** BEGIN **

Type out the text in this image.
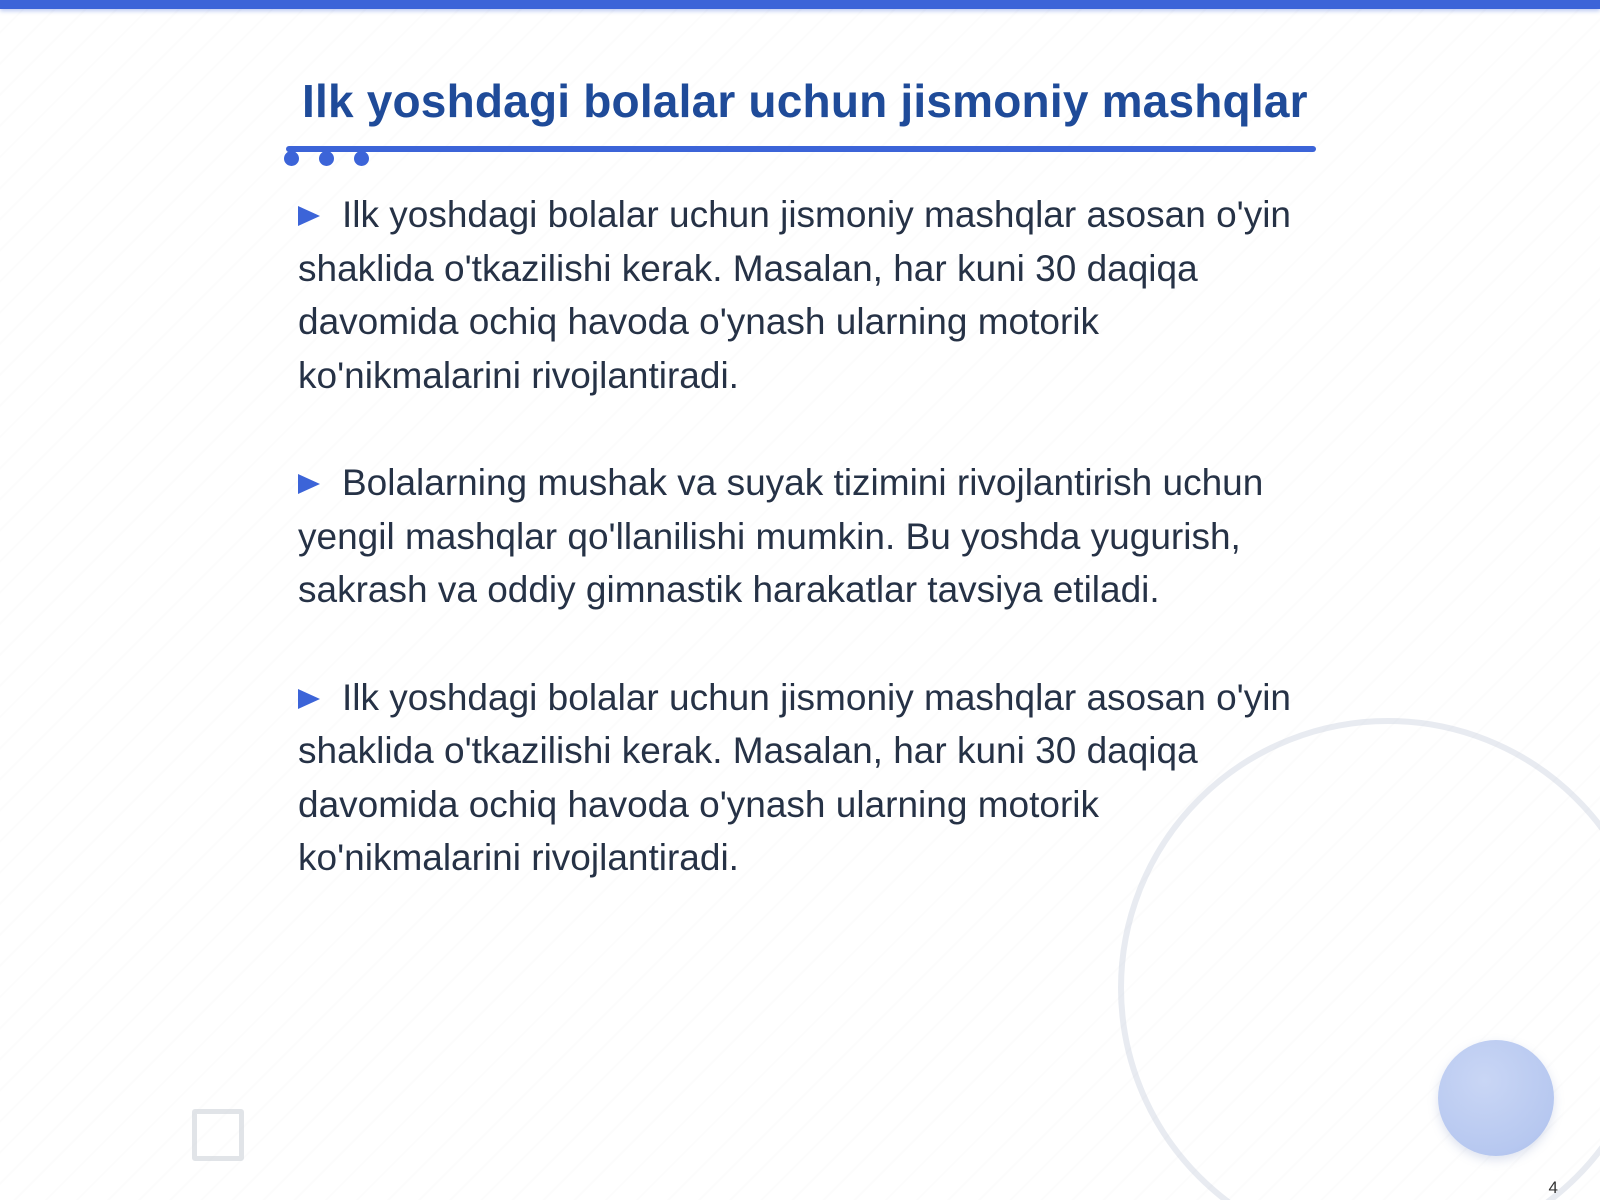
Ilk yoshdagi bolalar uchun jismoniy mashqlar

Ilk yoshdagi bolalar uchun jismoniy mashqlar asosan o'yin shaklida o'tkazilishi kerak. Masalan, har kuni 30 daqiqa davomida ochiq havoda o'ynash ularning motorik ko'nikmalarini rivojlantiradi.

Bolalarning mushak va suyak tizimini rivojlantirish uchun yengil mashqlar qo'llanilishi mumkin. Bu yoshda yugurish, sakrash va oddiy gimnastik harakatlar tavsiya etiladi.

Ilk yoshdagi bolalar uchun jismoniy mashqlar asosan o'yin shaklida o'tkazilishi kerak. Masalan, har kuni 30 daqiqa davomida ochiq havoda o'ynash ularning motorik ko'nikmalarini rivojlantiradi.

4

** END **

EXERCISE DIRECTIONS: Repeat the material above in full and exactly, apart from the pictures.

THE RESULT:
Type out the text in this image.
Ilk yoshdagi bolalar uchun jismoniy mashqlar

Ilk yoshdagi bolalar uchun jismoniy mashqlar asosan o'yin shaklida o'tkazilishi kerak. Masalan, har kuni 30 daqiqa davomida ochiq havoda o'ynash ularning motorik ko'nikmalarini rivojlantiradi.

Bolalarning mushak va suyak tizimini rivojlantirish uchun yengil mashqlar qo'llanilishi mumkin. Bu yoshda yugurish, sakrash va oddiy gimnastik harakatlar tavsiya etiladi.

Ilk yoshdagi bolalar uchun jismoniy mashqlar asosan o'yin shaklida o'tkazilishi kerak. Masalan, har kuni 30 daqiqa davomida ochiq havoda o'ynash ularning motorik ko'nikmalarini rivojlantiradi.

4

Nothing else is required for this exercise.